Written instruction
Copy each line that has the string "humidification" somewhere in it.

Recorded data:
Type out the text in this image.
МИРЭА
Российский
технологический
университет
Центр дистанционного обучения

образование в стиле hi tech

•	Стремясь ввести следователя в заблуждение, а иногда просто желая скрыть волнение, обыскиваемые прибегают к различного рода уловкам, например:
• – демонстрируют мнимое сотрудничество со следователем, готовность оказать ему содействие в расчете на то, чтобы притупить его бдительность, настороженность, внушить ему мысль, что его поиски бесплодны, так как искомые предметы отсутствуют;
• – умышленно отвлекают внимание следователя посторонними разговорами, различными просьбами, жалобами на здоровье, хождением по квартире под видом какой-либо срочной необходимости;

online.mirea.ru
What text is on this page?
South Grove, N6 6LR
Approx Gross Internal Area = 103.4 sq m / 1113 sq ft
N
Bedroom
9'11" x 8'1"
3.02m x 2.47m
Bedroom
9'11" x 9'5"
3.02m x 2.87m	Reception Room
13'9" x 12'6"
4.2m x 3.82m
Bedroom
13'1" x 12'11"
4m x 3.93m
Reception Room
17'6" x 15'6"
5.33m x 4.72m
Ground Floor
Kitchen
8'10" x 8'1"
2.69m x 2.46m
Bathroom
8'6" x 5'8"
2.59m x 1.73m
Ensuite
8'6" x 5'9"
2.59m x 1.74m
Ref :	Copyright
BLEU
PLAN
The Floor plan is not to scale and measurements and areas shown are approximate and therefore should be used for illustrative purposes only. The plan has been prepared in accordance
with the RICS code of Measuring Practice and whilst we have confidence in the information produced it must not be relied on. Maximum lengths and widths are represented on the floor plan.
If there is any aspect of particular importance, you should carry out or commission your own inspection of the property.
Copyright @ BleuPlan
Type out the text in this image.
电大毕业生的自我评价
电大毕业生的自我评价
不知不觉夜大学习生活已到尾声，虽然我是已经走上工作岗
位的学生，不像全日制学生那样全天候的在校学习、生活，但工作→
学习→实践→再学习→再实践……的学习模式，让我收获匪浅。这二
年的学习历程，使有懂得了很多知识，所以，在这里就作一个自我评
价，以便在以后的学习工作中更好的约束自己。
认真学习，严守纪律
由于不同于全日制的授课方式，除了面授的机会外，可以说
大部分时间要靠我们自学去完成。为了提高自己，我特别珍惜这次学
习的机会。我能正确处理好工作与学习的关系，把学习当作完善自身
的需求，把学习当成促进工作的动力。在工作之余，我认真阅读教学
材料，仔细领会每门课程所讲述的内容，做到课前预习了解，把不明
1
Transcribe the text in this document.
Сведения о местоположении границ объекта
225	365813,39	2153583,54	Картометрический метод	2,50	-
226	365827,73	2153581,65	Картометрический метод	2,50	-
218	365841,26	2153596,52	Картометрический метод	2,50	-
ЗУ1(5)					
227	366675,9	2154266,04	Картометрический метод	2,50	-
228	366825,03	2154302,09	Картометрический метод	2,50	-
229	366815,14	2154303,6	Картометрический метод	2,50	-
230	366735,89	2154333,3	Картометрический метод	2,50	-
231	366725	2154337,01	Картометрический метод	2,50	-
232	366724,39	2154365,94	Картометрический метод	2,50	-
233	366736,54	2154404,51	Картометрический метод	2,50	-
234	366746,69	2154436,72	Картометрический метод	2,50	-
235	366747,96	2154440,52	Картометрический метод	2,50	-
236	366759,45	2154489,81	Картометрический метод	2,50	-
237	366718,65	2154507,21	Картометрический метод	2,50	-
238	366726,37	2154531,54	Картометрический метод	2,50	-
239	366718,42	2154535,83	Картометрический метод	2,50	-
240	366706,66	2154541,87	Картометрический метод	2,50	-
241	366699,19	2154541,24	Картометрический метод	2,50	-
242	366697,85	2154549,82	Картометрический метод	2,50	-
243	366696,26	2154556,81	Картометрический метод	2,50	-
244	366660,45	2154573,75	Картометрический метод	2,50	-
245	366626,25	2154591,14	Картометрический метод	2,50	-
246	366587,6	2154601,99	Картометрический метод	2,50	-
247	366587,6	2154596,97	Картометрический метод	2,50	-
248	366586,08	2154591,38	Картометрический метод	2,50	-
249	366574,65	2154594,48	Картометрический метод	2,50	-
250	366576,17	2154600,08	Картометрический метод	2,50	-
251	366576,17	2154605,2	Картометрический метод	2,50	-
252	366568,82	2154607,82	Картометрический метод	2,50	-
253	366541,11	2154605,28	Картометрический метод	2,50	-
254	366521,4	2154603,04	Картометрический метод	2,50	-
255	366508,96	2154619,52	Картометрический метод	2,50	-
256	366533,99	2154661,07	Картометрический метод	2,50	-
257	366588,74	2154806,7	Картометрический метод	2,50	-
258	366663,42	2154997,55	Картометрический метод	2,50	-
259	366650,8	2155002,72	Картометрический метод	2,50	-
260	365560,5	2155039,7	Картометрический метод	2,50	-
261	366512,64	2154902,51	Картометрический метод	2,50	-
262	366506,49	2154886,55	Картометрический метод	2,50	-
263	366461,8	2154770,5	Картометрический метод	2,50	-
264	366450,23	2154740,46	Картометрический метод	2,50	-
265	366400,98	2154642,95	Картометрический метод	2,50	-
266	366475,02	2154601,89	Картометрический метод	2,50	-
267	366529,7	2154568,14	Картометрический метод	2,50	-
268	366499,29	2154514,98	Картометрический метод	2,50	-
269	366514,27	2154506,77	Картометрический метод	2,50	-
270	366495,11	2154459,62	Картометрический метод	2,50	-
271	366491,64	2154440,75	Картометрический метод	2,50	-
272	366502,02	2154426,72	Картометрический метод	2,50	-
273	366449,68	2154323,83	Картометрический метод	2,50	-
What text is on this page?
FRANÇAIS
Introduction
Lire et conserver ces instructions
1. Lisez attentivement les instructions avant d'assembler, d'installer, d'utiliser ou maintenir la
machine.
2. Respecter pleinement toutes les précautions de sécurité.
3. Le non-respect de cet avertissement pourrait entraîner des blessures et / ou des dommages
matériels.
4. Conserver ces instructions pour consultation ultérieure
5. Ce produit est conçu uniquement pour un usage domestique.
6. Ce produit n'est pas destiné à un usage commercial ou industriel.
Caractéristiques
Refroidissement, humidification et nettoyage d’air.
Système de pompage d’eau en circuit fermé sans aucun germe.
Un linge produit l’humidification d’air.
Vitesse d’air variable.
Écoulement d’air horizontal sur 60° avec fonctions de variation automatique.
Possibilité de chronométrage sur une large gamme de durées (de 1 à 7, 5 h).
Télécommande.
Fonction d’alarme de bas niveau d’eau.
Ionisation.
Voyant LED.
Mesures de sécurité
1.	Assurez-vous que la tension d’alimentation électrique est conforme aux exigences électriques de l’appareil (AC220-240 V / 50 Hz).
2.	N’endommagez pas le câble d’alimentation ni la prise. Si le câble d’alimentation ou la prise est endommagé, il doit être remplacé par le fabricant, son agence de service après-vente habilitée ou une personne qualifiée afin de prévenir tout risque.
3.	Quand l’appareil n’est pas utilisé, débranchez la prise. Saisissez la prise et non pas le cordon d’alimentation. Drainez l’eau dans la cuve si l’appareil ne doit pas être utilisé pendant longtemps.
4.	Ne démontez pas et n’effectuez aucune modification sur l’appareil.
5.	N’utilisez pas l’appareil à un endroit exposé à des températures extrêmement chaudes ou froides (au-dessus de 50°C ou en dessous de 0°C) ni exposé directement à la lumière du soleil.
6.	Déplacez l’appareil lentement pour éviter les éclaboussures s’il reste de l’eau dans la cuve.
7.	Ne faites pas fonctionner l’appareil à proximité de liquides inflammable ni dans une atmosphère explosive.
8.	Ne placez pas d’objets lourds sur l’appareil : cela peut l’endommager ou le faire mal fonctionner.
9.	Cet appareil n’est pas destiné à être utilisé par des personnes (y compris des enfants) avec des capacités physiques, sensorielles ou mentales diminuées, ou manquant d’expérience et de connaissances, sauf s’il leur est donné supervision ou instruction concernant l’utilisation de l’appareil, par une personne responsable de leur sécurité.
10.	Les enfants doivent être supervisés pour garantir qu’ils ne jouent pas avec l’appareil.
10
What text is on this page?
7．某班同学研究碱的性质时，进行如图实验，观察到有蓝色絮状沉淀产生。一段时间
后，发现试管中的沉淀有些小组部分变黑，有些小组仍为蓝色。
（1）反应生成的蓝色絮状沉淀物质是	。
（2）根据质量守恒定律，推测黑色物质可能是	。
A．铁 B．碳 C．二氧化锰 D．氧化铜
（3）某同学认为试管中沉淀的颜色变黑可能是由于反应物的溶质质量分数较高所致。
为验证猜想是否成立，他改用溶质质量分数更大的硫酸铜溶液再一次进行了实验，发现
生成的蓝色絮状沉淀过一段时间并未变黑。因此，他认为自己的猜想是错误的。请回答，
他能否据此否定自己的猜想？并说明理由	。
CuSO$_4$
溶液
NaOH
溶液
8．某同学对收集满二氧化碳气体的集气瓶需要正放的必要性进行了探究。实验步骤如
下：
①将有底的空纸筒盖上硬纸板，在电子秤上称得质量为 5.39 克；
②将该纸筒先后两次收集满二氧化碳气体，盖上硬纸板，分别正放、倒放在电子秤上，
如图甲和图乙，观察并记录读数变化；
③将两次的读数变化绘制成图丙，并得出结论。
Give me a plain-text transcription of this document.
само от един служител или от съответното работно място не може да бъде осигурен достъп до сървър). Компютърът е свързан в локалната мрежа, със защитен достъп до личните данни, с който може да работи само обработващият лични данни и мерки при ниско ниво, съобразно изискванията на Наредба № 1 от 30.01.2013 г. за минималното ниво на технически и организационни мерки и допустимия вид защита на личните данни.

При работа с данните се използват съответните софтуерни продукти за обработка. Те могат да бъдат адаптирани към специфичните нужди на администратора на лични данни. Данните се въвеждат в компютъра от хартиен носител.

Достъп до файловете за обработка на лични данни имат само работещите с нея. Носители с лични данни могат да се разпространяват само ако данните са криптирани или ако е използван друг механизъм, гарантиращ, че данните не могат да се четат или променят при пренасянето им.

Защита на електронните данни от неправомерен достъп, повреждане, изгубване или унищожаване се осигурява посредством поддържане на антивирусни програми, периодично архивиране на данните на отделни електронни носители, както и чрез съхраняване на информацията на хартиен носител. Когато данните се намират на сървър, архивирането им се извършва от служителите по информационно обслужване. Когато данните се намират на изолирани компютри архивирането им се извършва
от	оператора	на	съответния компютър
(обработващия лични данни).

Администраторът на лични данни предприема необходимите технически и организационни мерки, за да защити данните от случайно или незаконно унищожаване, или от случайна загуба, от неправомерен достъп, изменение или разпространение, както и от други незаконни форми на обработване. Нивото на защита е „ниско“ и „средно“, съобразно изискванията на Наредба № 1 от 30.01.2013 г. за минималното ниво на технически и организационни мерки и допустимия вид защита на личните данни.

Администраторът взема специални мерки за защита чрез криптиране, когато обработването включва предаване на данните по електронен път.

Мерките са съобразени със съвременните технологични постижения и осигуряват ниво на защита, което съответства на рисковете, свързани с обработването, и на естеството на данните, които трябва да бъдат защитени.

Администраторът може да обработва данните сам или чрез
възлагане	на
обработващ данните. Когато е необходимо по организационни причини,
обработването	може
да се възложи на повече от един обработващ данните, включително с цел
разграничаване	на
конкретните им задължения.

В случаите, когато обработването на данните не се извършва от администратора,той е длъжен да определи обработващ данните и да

The completed task
Refroidissement, humidification et nettoyage d’air.
Un linge produit l’humidification d’air.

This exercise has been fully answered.